**Given task**
Rewrite the listing from its start through the line containing "The thrust reverser 90 is at (270, 126).", putting "perspective" in place of "isometric" and leaving everything else unchanged.

**Record set**
++++++++++++++++++++

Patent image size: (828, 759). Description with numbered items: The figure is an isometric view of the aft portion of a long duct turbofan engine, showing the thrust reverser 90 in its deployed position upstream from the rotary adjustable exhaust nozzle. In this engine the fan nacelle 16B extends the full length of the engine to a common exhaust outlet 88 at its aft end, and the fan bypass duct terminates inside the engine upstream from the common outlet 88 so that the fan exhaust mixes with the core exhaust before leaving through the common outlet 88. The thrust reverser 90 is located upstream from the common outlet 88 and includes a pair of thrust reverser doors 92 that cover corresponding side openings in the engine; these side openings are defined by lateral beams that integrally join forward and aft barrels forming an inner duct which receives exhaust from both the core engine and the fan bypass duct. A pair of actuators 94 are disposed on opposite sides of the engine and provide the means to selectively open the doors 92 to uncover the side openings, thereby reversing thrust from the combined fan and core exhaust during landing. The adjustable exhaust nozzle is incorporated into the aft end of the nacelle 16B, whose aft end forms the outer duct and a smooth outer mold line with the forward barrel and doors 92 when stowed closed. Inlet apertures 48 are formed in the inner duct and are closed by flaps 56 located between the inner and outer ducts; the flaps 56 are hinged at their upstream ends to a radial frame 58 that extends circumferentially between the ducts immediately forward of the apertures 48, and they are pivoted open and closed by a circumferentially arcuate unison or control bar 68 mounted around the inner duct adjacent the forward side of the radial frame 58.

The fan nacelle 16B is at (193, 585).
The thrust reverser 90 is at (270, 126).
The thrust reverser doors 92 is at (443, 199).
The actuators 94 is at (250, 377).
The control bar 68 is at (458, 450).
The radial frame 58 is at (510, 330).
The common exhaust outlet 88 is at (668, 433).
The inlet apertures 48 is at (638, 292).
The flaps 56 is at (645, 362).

++++++++++++++++++++

**Solution to the exercise**
Patent image size: (828, 759). Description with numbered items: The figure is an perspective view of the aft portion of a long duct turbofan engine, showing the thrust reverser 90 in its deployed position upstream from the rotary adjustable exhaust nozzle. In this engine the fan nacelle 16B extends the full length of the engine to a common exhaust outlet 88 at its aft end, and the fan bypass duct terminates inside the engine upstream from the common outlet 88 so that the fan exhaust mixes with the core exhaust before leaving through the common outlet 88. The thrust reverser 90 is located upstream from the common outlet 88 and includes a pair of thrust reverser doors 92 that cover corresponding side openings in the engine; these side openings are defined by lateral beams that integrally join forward and aft barrels forming an inner duct which receives exhaust from both the core engine and the fan bypass duct. A pair of actuators 94 are disposed on opposite sides of the engine and provide the means to selectively open the doors 92 to uncover the side openings, thereby reversing thrust from the combined fan and core exhaust during landing. The adjustable exhaust nozzle is incorporated into the aft end of the nacelle 16B, whose aft end forms the outer duct and a smooth outer mold line with the forward barrel and doors 92 when stowed closed. Inlet apertures 48 are formed in the inner duct and are closed by flaps 56 located between the inner and outer ducts; the flaps 56 are hinged at their upstream ends to a radial frame 58 that extends circumferentially between the ducts immediately forward of the apertures 48, and they are pivoted open and closed by a circumferentially arcuate unison or control bar 68 mounted around the inner duct adjacent the forward side of the radial frame 58.

The fan nacelle 16B is at (193, 585).
The thrust reverser 90 is at (270, 126).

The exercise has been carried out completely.